**What is being asked**
For every line in the records that has the word "khoán", make a copy.
※ ※ ※
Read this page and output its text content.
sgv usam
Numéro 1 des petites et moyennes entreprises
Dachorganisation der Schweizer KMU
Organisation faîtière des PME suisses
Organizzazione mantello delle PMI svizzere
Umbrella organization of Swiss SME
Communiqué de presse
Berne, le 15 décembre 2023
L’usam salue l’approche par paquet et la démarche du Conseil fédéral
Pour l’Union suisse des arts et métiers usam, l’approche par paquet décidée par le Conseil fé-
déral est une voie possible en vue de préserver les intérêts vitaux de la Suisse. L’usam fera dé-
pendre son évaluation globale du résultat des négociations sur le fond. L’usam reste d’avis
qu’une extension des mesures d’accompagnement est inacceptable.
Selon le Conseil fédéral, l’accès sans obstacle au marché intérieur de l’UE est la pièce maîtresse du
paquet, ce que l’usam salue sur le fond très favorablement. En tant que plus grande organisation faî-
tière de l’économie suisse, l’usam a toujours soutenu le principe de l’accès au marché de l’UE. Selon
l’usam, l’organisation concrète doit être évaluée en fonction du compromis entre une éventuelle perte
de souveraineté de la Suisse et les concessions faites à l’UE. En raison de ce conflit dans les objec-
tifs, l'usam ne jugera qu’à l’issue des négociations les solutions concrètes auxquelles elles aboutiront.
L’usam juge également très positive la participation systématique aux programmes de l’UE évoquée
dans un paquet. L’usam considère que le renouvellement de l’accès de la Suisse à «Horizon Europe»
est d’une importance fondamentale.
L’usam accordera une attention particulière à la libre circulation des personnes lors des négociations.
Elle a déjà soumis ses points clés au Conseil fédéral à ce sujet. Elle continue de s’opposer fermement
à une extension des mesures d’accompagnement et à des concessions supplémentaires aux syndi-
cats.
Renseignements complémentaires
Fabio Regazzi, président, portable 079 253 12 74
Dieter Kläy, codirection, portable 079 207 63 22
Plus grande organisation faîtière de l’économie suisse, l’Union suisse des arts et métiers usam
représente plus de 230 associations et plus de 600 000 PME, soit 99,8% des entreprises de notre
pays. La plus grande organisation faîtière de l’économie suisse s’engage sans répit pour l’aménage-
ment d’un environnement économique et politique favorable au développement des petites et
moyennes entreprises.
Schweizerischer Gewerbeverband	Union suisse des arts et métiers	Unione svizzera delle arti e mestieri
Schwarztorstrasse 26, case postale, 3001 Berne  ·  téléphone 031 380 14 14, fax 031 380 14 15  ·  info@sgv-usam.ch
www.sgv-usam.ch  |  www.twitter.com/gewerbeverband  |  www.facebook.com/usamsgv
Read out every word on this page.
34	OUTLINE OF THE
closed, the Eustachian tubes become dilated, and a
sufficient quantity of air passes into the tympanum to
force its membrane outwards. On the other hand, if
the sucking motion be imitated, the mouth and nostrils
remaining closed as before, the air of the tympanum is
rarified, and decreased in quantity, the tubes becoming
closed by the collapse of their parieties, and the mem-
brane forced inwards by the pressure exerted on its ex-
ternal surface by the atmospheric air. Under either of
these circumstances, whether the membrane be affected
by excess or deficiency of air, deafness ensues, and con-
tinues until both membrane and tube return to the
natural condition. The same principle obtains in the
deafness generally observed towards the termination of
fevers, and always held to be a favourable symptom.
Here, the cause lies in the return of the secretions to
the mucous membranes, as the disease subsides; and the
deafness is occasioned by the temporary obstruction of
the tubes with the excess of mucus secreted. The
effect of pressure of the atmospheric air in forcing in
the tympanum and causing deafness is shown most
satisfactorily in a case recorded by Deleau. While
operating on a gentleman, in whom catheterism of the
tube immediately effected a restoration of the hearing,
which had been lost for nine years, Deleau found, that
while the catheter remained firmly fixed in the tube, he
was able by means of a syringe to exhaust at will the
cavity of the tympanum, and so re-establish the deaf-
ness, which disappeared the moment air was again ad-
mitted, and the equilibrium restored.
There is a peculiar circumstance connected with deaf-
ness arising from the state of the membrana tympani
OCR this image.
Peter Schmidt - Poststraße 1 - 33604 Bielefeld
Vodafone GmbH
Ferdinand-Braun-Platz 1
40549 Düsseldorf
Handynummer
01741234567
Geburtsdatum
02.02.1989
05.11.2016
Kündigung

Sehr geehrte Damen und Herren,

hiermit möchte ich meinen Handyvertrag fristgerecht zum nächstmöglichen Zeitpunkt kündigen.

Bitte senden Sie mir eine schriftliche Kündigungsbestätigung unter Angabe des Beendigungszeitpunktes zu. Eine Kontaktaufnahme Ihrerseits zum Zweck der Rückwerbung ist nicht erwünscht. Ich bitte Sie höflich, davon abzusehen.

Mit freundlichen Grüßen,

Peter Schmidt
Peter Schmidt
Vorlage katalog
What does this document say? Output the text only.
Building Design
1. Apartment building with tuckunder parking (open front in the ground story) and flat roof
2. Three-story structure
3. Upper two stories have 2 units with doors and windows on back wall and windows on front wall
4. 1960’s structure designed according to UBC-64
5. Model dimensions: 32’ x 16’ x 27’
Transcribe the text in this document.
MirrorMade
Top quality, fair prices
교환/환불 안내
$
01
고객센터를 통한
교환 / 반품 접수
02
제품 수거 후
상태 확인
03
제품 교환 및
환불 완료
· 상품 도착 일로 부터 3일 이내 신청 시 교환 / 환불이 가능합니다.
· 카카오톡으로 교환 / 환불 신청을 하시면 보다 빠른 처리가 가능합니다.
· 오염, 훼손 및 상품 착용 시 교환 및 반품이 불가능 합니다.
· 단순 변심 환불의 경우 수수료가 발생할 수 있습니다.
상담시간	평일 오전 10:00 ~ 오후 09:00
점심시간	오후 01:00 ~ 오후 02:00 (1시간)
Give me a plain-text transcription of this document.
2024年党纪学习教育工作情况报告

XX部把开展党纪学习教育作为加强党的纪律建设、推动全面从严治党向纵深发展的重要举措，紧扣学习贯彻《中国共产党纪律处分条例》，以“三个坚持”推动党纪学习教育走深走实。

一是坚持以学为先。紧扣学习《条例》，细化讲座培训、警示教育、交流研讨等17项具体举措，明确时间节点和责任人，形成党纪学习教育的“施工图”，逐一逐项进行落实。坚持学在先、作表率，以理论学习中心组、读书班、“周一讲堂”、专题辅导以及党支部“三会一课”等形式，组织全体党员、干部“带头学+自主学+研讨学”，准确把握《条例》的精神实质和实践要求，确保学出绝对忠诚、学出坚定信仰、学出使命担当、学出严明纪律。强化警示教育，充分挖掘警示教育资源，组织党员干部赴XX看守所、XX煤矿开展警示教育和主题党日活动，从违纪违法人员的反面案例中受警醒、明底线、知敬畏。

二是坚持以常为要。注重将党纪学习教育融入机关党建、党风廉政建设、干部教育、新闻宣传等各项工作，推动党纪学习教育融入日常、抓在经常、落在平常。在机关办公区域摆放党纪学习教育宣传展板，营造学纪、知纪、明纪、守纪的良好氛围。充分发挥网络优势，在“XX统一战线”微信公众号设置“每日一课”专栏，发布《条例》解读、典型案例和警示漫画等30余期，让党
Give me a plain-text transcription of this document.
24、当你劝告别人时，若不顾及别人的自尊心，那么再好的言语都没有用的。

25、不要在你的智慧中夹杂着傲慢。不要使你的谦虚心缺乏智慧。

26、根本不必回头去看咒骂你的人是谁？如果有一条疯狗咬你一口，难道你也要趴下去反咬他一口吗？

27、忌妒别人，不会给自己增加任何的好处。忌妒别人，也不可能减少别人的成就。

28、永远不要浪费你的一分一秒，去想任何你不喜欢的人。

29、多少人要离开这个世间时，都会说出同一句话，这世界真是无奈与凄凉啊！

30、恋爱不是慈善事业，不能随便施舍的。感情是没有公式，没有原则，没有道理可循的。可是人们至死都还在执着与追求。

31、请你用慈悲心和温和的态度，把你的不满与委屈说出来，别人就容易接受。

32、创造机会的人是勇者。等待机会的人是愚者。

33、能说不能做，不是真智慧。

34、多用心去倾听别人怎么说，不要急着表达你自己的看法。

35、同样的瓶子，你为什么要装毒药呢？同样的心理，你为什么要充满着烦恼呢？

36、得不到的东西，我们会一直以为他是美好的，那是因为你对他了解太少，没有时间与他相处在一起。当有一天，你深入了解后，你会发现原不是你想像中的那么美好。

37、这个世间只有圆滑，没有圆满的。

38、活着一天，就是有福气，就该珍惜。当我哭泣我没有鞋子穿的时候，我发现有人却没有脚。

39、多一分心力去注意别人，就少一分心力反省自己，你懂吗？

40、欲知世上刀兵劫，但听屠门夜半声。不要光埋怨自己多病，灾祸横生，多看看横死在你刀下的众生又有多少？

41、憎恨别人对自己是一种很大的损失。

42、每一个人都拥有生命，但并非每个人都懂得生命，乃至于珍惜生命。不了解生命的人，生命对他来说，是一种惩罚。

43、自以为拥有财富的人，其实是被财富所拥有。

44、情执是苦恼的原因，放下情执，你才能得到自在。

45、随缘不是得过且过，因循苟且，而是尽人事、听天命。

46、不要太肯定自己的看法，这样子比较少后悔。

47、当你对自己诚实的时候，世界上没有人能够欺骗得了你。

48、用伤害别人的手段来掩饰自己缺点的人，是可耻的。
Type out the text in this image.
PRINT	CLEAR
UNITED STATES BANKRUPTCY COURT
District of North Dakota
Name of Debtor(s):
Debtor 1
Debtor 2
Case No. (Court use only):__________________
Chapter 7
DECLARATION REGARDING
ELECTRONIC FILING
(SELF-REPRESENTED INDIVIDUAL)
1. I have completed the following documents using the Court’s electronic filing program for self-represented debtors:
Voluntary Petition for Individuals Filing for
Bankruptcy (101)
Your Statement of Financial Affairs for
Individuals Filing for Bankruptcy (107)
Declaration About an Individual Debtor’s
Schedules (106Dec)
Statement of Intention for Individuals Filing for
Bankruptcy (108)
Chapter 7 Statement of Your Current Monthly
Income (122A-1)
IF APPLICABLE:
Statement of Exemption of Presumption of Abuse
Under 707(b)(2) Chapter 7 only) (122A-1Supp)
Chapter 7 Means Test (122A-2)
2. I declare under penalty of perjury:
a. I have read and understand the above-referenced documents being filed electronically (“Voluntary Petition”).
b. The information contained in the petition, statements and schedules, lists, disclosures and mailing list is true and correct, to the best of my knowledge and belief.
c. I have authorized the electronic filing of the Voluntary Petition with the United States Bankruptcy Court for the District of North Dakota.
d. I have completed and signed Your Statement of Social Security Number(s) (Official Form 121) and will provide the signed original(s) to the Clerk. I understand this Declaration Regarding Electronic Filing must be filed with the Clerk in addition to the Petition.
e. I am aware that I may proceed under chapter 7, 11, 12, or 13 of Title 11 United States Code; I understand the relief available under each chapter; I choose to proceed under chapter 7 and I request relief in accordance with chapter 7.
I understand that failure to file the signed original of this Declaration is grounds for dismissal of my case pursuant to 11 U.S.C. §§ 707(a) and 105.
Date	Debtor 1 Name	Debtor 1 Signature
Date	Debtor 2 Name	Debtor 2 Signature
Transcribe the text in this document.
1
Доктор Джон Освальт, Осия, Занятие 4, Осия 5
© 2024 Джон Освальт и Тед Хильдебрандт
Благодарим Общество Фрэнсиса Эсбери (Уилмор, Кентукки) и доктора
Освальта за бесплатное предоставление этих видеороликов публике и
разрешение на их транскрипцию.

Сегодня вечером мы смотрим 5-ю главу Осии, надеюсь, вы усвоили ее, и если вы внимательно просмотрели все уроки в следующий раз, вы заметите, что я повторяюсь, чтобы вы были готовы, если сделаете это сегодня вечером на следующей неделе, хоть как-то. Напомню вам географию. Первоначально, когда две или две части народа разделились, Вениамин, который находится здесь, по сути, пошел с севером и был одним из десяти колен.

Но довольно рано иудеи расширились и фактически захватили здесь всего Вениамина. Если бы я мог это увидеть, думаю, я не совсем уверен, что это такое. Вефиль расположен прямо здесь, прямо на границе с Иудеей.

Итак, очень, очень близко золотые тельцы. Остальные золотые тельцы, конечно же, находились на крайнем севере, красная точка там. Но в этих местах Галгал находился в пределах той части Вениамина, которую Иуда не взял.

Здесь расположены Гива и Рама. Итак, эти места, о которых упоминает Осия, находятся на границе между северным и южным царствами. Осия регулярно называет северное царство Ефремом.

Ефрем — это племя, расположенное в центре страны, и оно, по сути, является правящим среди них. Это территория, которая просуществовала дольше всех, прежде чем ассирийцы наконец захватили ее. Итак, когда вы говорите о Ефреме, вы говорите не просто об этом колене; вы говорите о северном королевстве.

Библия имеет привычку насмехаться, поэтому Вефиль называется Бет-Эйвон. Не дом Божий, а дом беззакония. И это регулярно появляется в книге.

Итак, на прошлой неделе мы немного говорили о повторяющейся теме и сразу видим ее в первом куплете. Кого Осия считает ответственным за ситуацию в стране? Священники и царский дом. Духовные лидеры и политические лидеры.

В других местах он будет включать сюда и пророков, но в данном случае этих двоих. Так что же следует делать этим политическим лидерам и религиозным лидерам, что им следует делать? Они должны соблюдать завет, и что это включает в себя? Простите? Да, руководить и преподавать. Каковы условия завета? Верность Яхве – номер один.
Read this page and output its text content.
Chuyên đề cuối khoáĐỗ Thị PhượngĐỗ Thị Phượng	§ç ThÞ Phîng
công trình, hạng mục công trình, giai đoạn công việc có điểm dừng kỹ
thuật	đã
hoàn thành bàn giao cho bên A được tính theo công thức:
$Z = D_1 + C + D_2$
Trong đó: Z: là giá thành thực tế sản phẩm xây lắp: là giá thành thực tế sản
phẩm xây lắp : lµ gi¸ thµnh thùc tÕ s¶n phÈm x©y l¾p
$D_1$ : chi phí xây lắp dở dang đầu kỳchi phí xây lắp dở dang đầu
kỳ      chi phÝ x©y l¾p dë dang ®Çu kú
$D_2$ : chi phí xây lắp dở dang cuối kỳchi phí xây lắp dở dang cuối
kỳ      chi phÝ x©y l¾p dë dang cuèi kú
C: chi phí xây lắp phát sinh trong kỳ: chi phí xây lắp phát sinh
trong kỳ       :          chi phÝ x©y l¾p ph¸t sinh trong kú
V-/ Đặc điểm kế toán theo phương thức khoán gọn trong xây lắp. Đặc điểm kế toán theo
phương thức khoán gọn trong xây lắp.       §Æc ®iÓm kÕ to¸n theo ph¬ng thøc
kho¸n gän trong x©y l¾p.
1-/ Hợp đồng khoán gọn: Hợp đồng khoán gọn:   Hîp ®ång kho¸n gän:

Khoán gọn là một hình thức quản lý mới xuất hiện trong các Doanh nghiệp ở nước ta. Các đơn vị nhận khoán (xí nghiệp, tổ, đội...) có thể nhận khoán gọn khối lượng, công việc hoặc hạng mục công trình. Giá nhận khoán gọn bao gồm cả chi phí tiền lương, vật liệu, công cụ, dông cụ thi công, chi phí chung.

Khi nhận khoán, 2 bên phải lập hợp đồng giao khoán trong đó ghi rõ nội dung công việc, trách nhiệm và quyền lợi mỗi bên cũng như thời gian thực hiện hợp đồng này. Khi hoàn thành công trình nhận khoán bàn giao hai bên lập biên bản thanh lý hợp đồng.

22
※ ※ ※
**Final result**
V-/ Đặc điểm kế toán theo phương thức khoán gọn trong xây lắp. Đặc điểm kế toán theo
phương thức khoán gọn trong xây lắp.       §Æc ®iÓm kÕ to¸n theo ph¬ng thøc
1-/ Hợp đồng khoán gọn: Hợp đồng khoán gọn:   Hîp ®ång kho¸n gän:
Khoán gọn là một hình thức quản lý mới xuất hiện trong các Doanh nghiệp ở nước ta. Các đơn vị nhận khoán (xí nghiệp, tổ, đội...) có thể nhận khoán gọn khối lượng, công việc hoặc hạng mục công trình. Giá nhận khoán gọn bao gồm cả chi phí tiền lương, vật liệu, công cụ, dông cụ thi công, chi phí chung.
Khi nhận khoán, 2 bên phải lập hợp đồng giao khoán trong đó ghi rõ nội dung công việc, trách nhiệm và quyền lợi mỗi bên cũng như thời gian thực hiện hợp đồng này. Khi hoàn thành công trình nhận khoán bàn giao hai bên lập biên bản thanh lý hợp đồng.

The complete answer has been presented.